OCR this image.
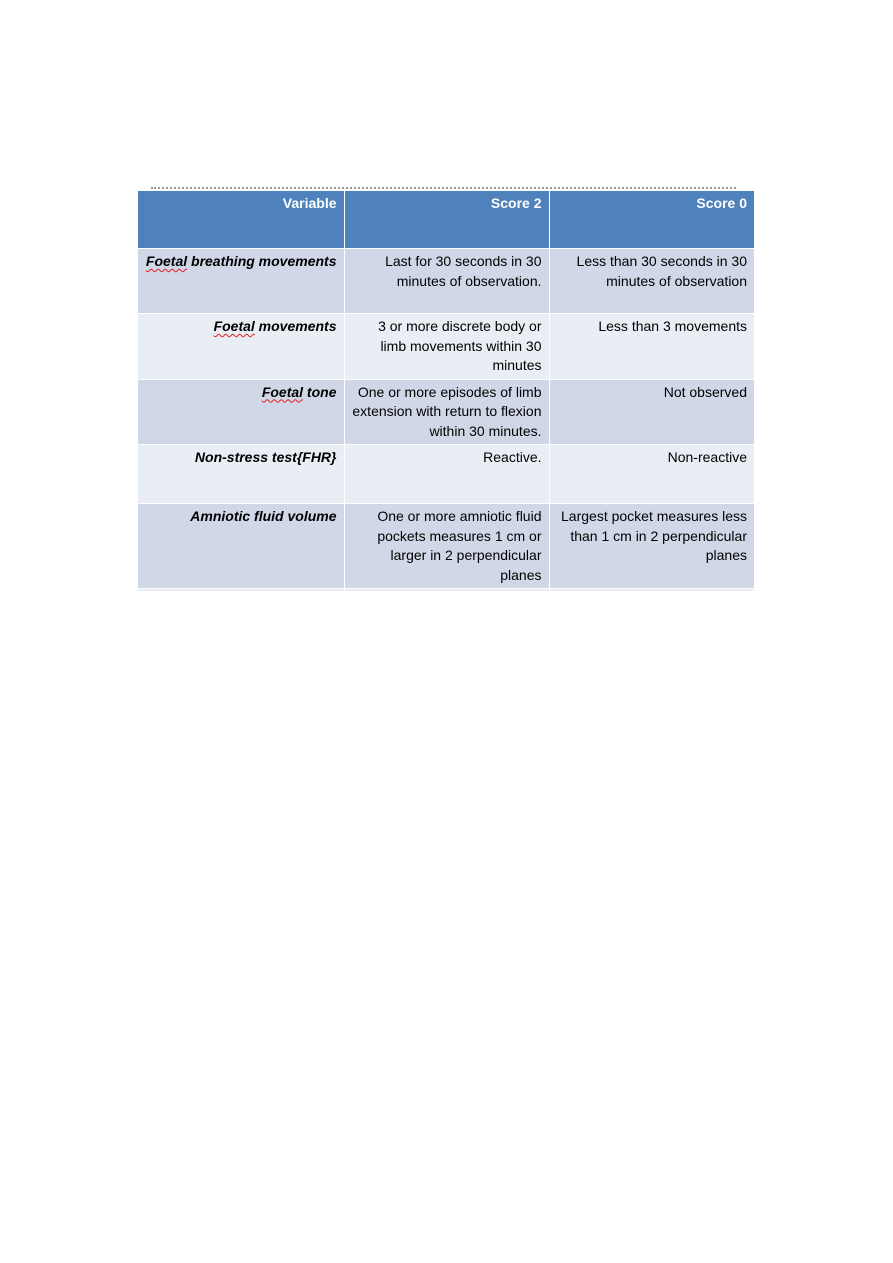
Variable	Score 2	Score 0
Foetal breathing movements	Last for 30 seconds in 30 minutes of observation.	Less than 30 seconds in 30 minutes of observation
Foetal movements	3 or more discrete body or limb movements within 30 minutes	Less than 3 movements
Foetal tone	One or more episodes of limb extension with return to flexion within 30 minutes.	Not observed
Non-stress test{FHR}	Reactive.	Non-reactive
Amniotic fluid volume	One or more amniotic fluid pockets measures 1 cm or larger in 2 perpendicular planes	Largest pocket measures less than 1 cm in 2 perpendicular planes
-.-.-
Copy every line in the records above that contains the word "within".

Foetal movements	3 or more discrete body or limb movements within 30 minutes	Less than 3 movements
Foetal tone	One or more episodes of limb extension with return to flexion within 30 minutes.	Not observed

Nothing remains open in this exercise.